## Task to carry out
Find the lines of data that contain the string "were", then list them.

<<<<

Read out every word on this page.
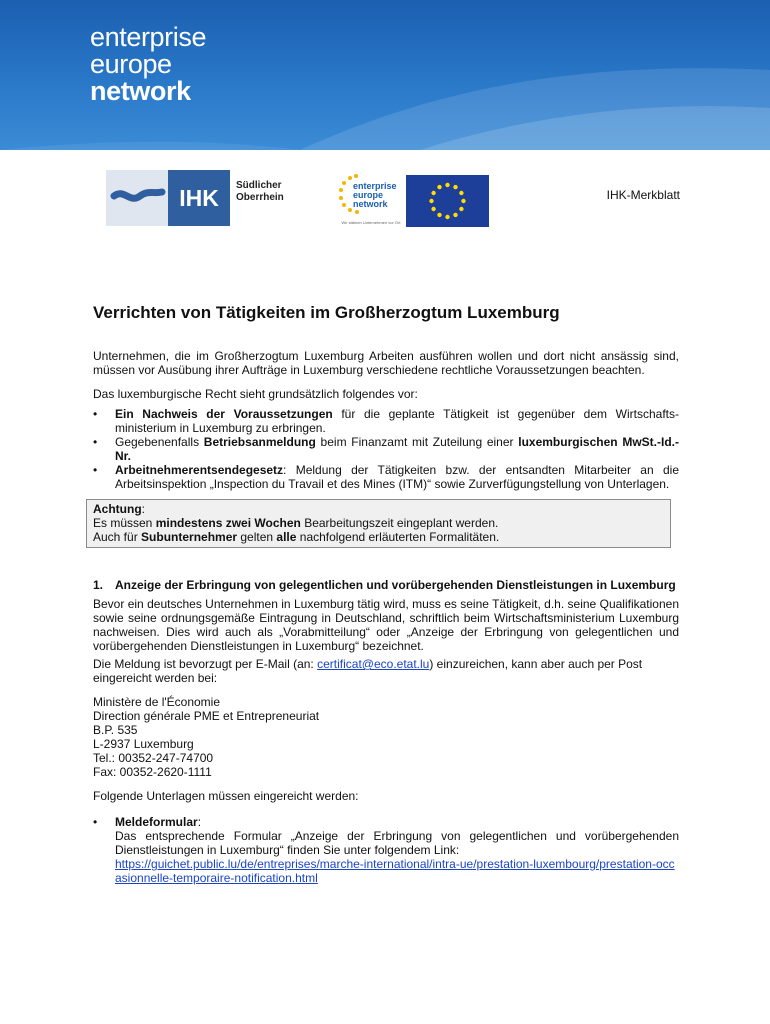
enterprise
europe
network
IHK	Südlicher
Oberrhein
enterprise
europe
network
Wir stärken Unternehmen vor Ort
IHK-Merkblatt
Verrichten von Tätigkeiten im Großherzogtum Luxemburg

Unternehmen, die im Großherzogtum Luxemburg Arbeiten ausführen wollen und dort nicht ansässig sind, müssen vor Ausübung ihrer Aufträge in Luxemburg verschiedene rechtliche Voraussetzungen beachten.

Das luxemburgische Recht sieht grundsätzlich folgendes vor:

• Ein Nachweis der Voraussetzungen für die geplante Tätigkeit ist gegenüber dem Wirtschafts-ministerium in Luxemburg zu erbringen.
• Gegebenenfalls Betriebsanmeldung beim Finanzamt mit Zuteilung einer luxemburgischen MwSt.-Id.-Nr.
• Arbeitnehmerentsendegesetz: Meldung der Tätigkeiten bzw. der entsandten Mitarbeiter an die Arbeitsinspektion „Inspection du Travail et des Mines (ITM)“ sowie Zurverfügungstellung von Unterlagen.

Achtung:

Es müssen mindestens zwei Wochen Bearbeitungszeit eingeplant werden.

Auch für Subunternehmer gelten alle nachfolgend erläuterten Formalitäten.

1. Anzeige der Erbringung von gelegentlichen und vorübergehenden Dienstleistungen in Luxemburg

Bevor ein deutsches Unternehmen in Luxemburg tätig wird, muss es seine Tätigkeit, d.h. seine Qualifikationen sowie seine ordnungsgemäße Eintragung in Deutschland, schriftlich beim Wirtschaftsministerium Luxemburg nachweisen. Dies wird auch als „Vorabmitteilung“ oder „Anzeige der Erbringung von gelegentlichen und vorübergehenden Dienstleistungen in Luxemburg“ bezeichnet.

Die Meldung ist bevorzugt per E-Mail (an: certificat@eco.etat.lu) einzureichen, kann aber auch per Post eingereicht werden bei:

Ministère de l'Économie

Direction générale PME et Entrepreneuriat

B.P. 535

L-2937 Luxemburg

Tel.: 00352-247-74700

Fax: 00352-2620-1111

Folgende Unterlagen müssen eingereicht werden:

• Meldeformular:
Das entsprechende Formular „Anzeige der Erbringung von gelegentlichen und vorübergehenden Dienstleistungen in Luxemburg“ finden Sie unter folgendem Link:
https://guichet.public.lu/de/entreprises/marche-international/intra-ue/prestation-luxembourg/prestation-occasionnelle-temporaire-notification.html
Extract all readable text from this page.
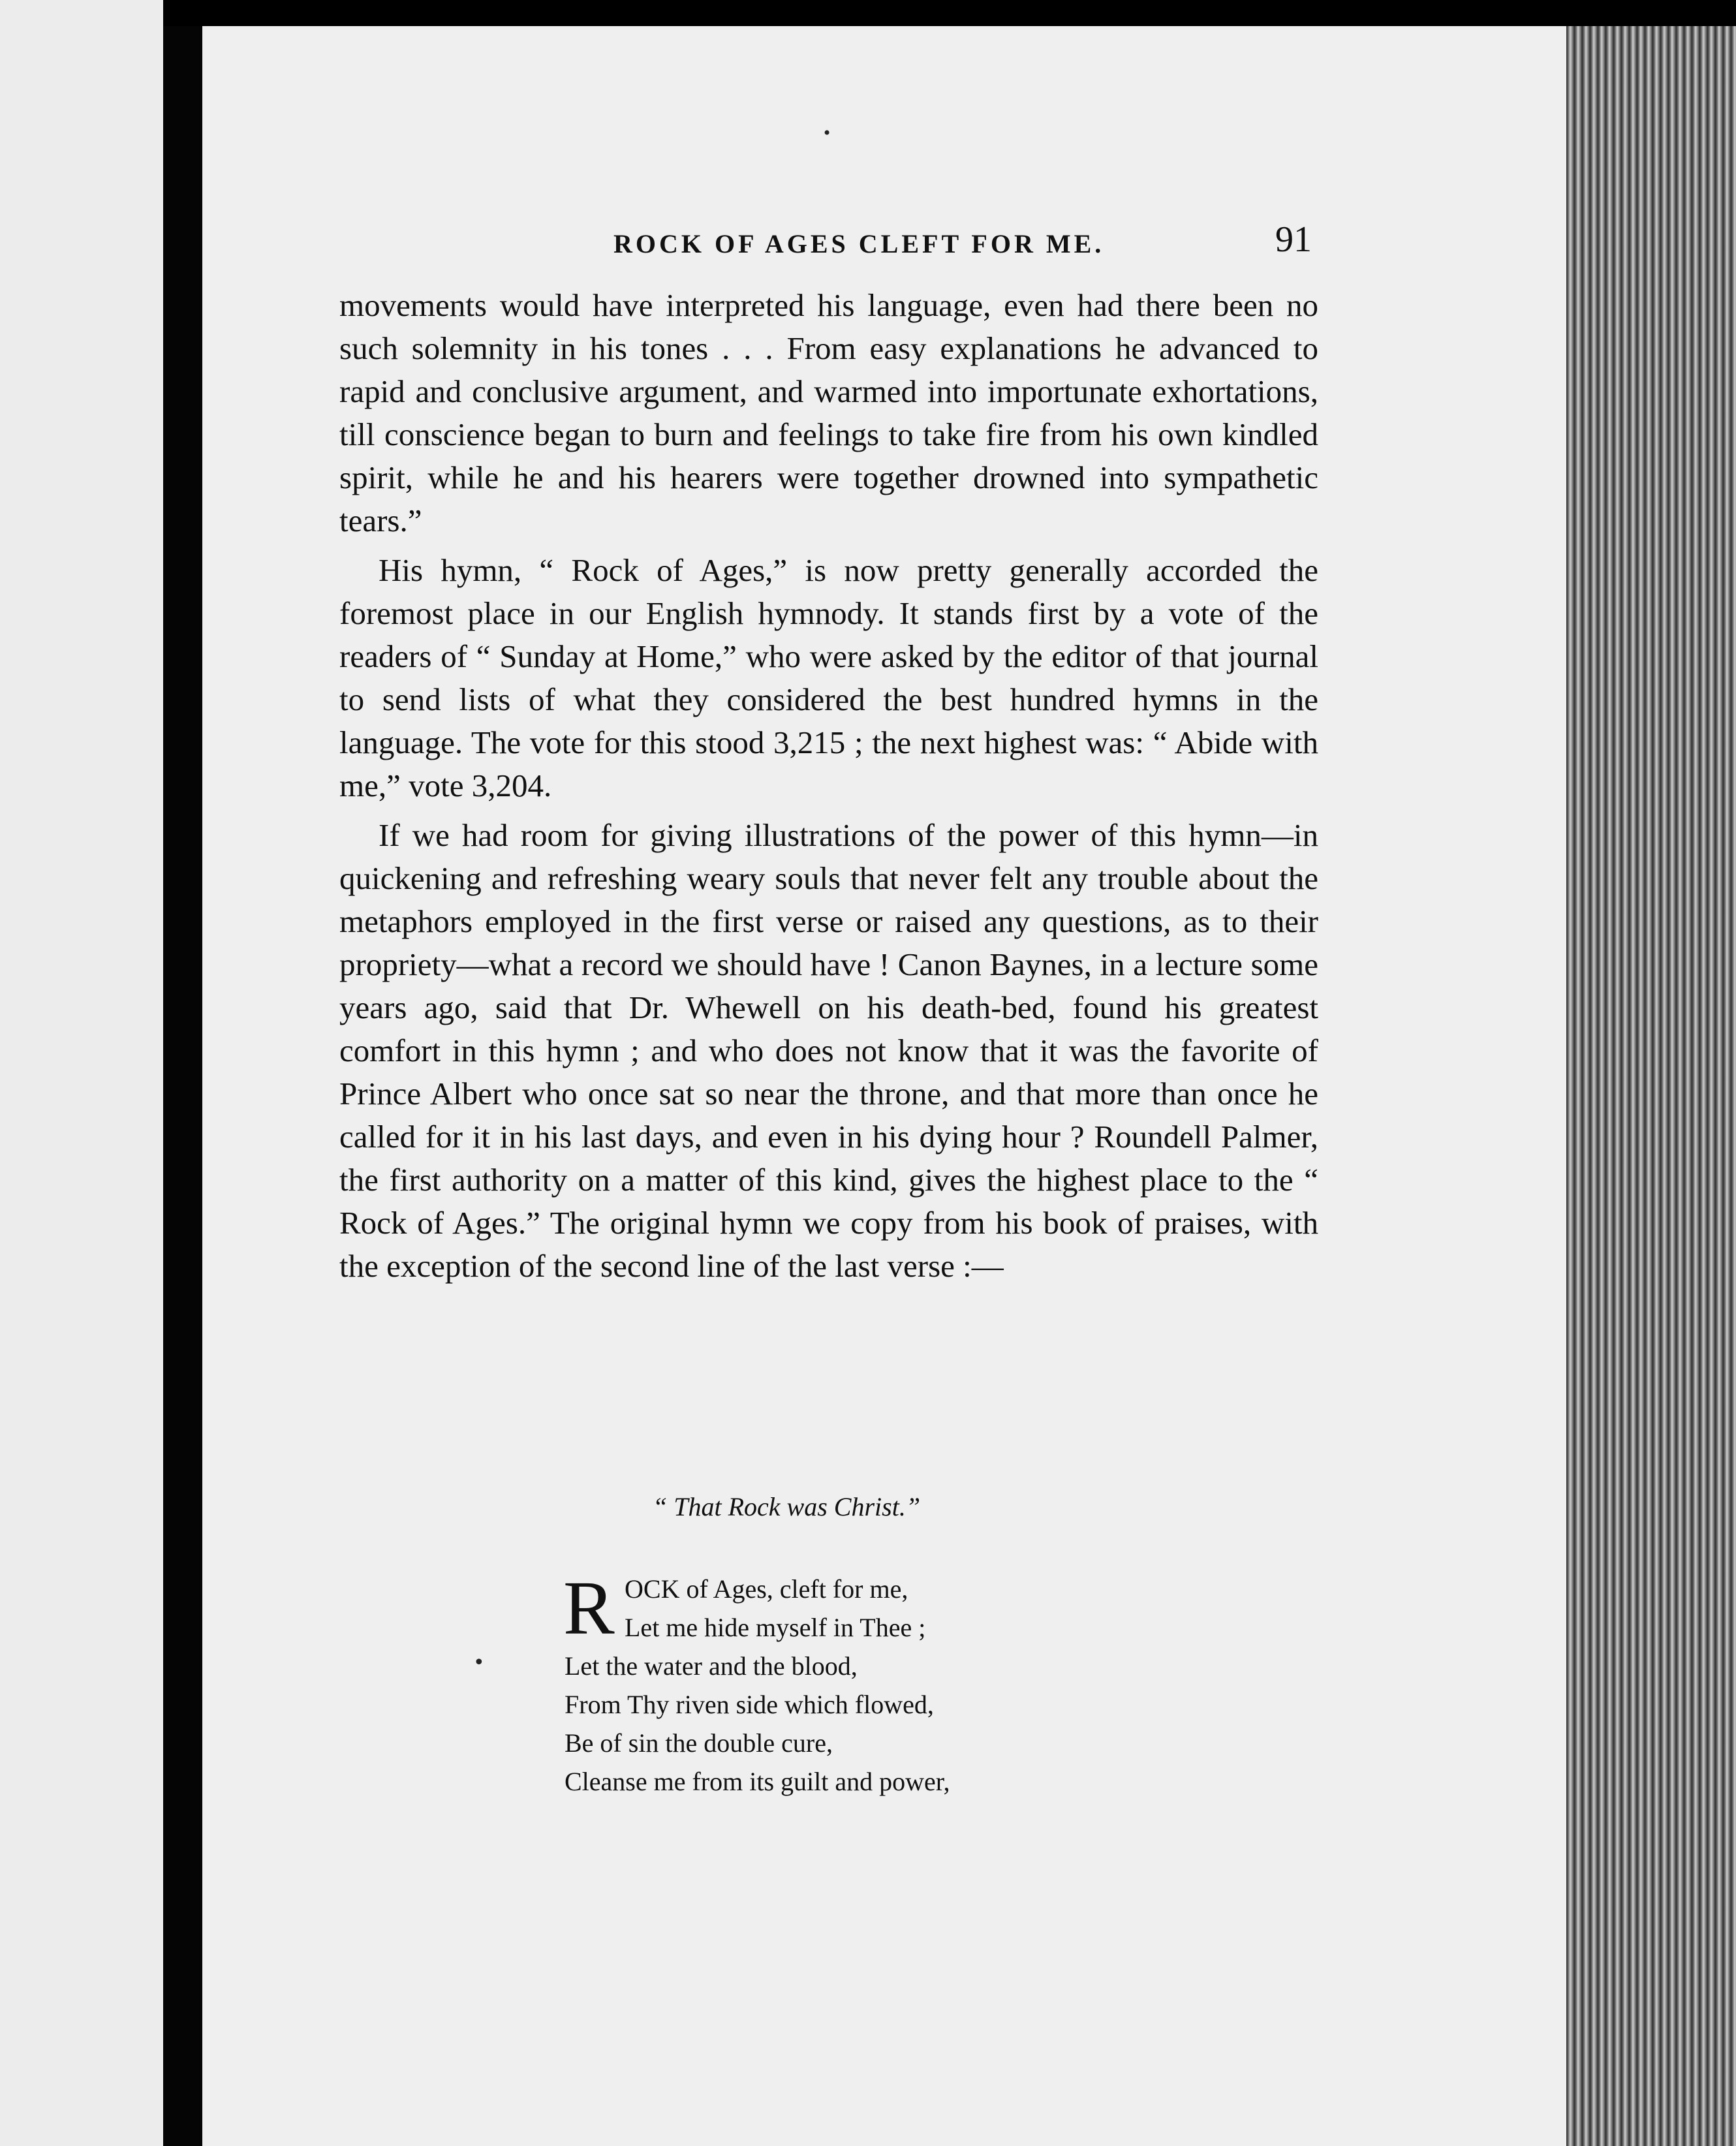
ROCK OF AGES CLEFT FOR ME.	91

movements would have interpreted his language, even had there been no such solemnity in his tones . . . From easy explanations he advanced to rapid and conclusive argument, and warmed into importunate exhortations, till conscience began to burn and feelings to take fire from his own kindled spirit, while he and his hearers were together drowned into sympathetic tears.”

His hymn, “ Rock of Ages,” is now pretty generally accorded the foremost place in our English hymnody. It stands first by a vote of the readers of “ Sunday at Home,” who were asked by the editor of that journal to send lists of what they considered the best hundred hymns in the language. The vote for this stood 3,215 ; the next highest was: “ Abide with me,” vote 3,204.

If we had room for giving illustrations of the power of this hymn—in quickening and refreshing weary souls that never felt any trouble about the metaphors employed in the first verse or raised any questions, as to their propriety—what a record we should have ! Canon Baynes, in a lecture some years ago, said that Dr. Whewell on his death-bed, found his greatest comfort in this hymn ; and who does not know that it was the favorite of Prince Albert who once sat so near the throne, and that more than once he called for it in his last days, and even in his dying hour ? Roundell Palmer, the first authority on a matter of this kind, gives the highest place to the “ Rock of Ages.” The original hymn we copy from his book of praises, with the exception of the second line of the last verse :—

“ That Rock was Christ.”
R OCK of Ages, cleft for me,
Let me hide myself in Thee ;
Let the water and the blood,
From Thy riven side which flowed,
Be of sin the double cure,
Cleanse me from its guilt and power,
•
•
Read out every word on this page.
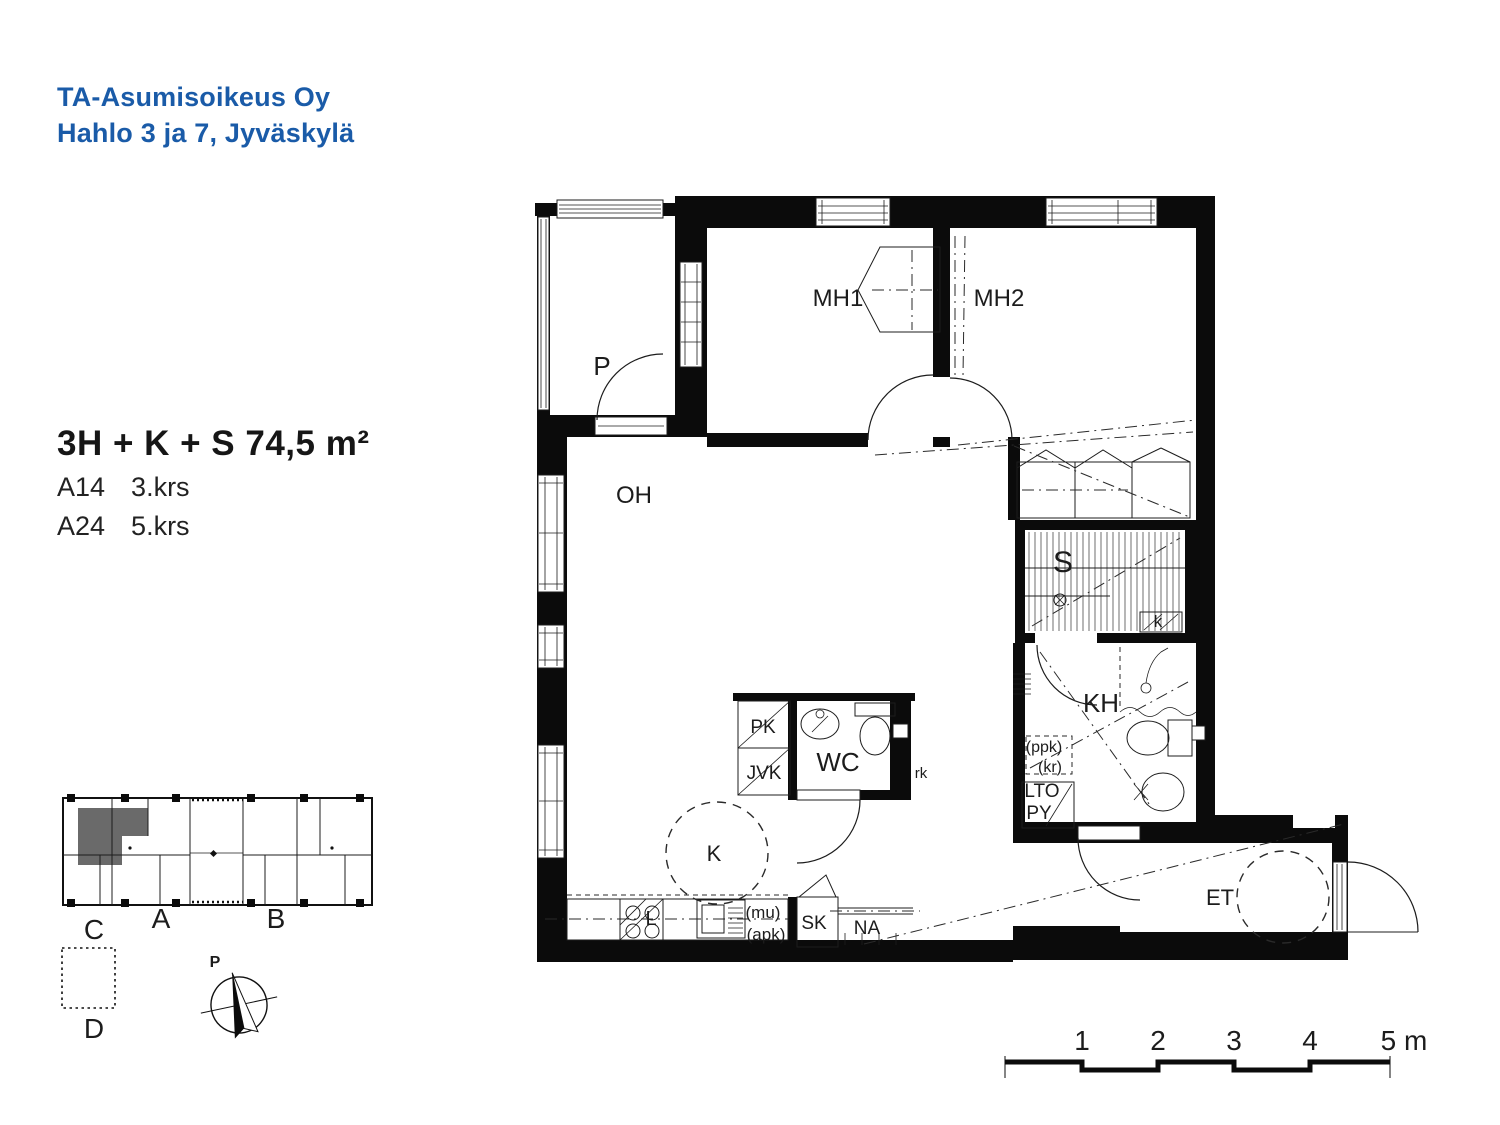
TA-Asumisoikeus Oy
Hahlo 3 ja 7, Jyväskylä
3H + K + S 74,5 m²
A14 3.krs
A24 5.krs
P
OH
MH1	MH2
S
k
KH
WC
K
ET
L
PK
JVK
SK NA
(mu)
(apk)
(ppk)
(kr)
LTO
PY
rk
A	B
C
D
P
1 2 3 4 5 m
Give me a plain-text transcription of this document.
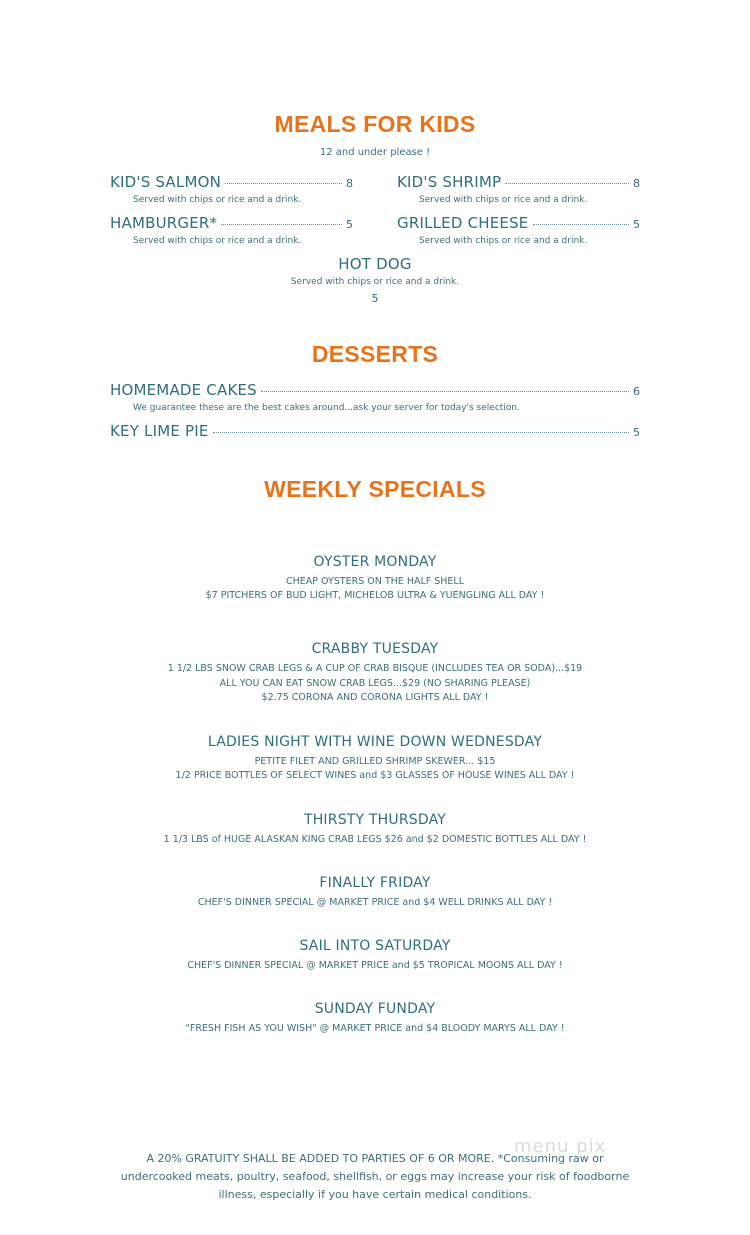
MEALS FOR KIDS
12 and under please !
KID'S SALMON	8
Served with chips or rice and a drink.
KID'S SHRIMP	8
Served with chips or rice and a drink.
HAMBURGER*	5
Served with chips or rice and a drink.
GRILLED CHEESE	5
Served with chips or rice and a drink.
HOT DOG
Served with chips or rice and a drink.
5
DESSERTS
HOMEMADE CAKES	6
We guarantee these are the best cakes around...ask your server for today's selection.
KEY LIME PIE	5
WEEKLY SPECIALS
OYSTER MONDAY
CHEAP OYSTERS ON THE HALF SHELL
$7 PITCHERS OF BUD LIGHT, MICHELOB ULTRA & YUENGLING ALL DAY !
CRABBY TUESDAY
1 1/2 LBS SNOW CRAB LEGS & A CUP OF CRAB BISQUE (INCLUDES TEA OR SODA)...$19
ALL YOU CAN EAT SNOW CRAB LEGS...$29 (NO SHARING PLEASE)
$2.75 CORONA AND CORONA LIGHTS ALL DAY !
LADIES NIGHT WITH WINE DOWN WEDNESDAY
PETITE FILET AND GRILLED SHRIMP SKEWER... $15
1/2 PRICE BOTTLES OF SELECT WINES and $3 GLASSES OF HOUSE WINES ALL DAY !
THIRSTY THURSDAY
1 1/3 LBS of HUGE ALASKAN KING CRAB LEGS $26 and $2 DOMESTIC BOTTLES ALL DAY !
FINALLY FRIDAY
CHEF'S DINNER SPECIAL @ MARKET PRICE and $4 WELL DRINKS ALL DAY !
SAIL INTO SATURDAY
CHEF'S DINNER SPECIAL @ MARKET PRICE and $5 TROPICAL MOONS ALL DAY !
SUNDAY FUNDAY
"FRESH FISH AS YOU WISH" @ MARKET PRICE and $4 BLOODY MARYS ALL DAY !
menu pix
A 20% GRATUITY SHALL BE ADDED TO PARTIES OF 6 OR MORE. *Consuming raw or undercooked meats, poultry, seafood, shellfish, or eggs may increase your risk of foodborne illness, especially if you have certain medical conditions.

>>>>

## Response to the task
movements would have interpreted his language, even had there been no such solemnity in his tones . . . From easy explanations he advanced to rapid and conclusive argument, and warmed into importunate exhortations, till conscience began to burn and feelings to take fire from his own kindled spirit, while he and his hearers were together drowned into sympathetic tears.”
His hymn, “ Rock of Ages,” is now pretty generally accorded the foremost place in our English hymnody. It stands first by a vote of the readers of “ Sunday at Home,” who were asked by the editor of that journal to send lists of what they considered the best hundred hymns in the language. The vote for this stood 3,215 ; the next highest was: “ Abide with me,” vote 3,204.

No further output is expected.